**WHAT IS BEING ASKED**
Every line holding the string "question" should be gathered.

**DATA EXTRACT**
— Start —
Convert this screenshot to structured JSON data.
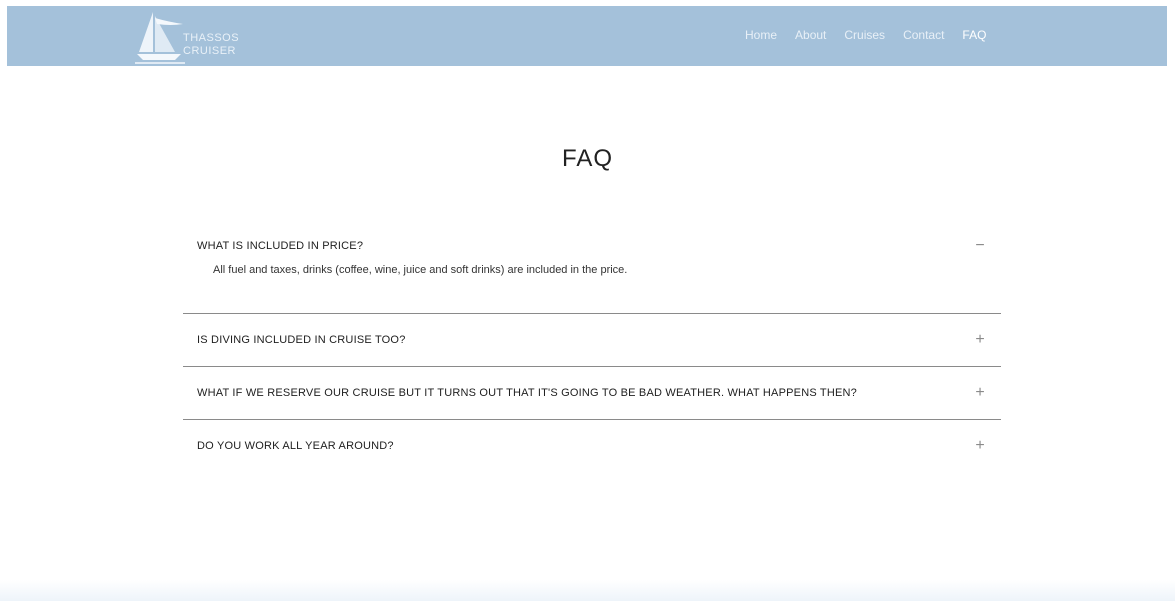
{
  "header": {
    "logo_line1": "THASSOS",
    "logo_line2": "CRUISER",
    "nav": [
      {
        "label": "Home"
      },
      {
        "label": "About"
      },
      {
        "label": "Cruises"
      },
      {
        "label": "Contact"
      },
      {
        "label": "FAQ"
      }
    ],
    "active_nav": "FAQ"
  },
  "main": {
    "title": "FAQ",
    "faq": [
      {
        "question": "WHAT IS INCLUDED IN PRICE?",
        "answer": "All fuel and taxes, drinks (coffee, wine, juice and soft drinks) are included in the price.",
        "expanded": true,
        "toggle": "−"
      },
      {
        "question": "IS DIVING INCLUDED IN CRUISE TOO?",
        "expanded": false,
        "toggle": "+"
      },
      {
        "question": "WHAT IF WE RESERVE OUR CRUISE BUT IT TURNS OUT THAT IT'S GOING TO BE BAD WEATHER. WHAT HAPPENS THEN?",
        "expanded": false,
        "toggle": "+"
      },
      {
        "question": "DO YOU WORK ALL YEAR AROUND?",
        "expanded": false,
        "toggle": "+"
      }
    ]
  },
  "colors": {
    "navbar": "#a4c1da",
    "nav_text": "#e8f0f7",
    "divider": "#8a8a8a"
  }
}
— End —
**RESULT OF THE EXERCISE**
        "question": "WHAT IS INCLUDED IN PRICE?",
        "question": "IS DIVING INCLUDED IN CRUISE TOO?",
        "question": "WHAT IF WE RESERVE OUR CRUISE BUT IT TURNS OUT THAT IT'S GOING TO BE BAD WEATHER. WHAT HAPPENS THEN?",
        "question": "DO YOU WORK ALL YEAR AROUND?",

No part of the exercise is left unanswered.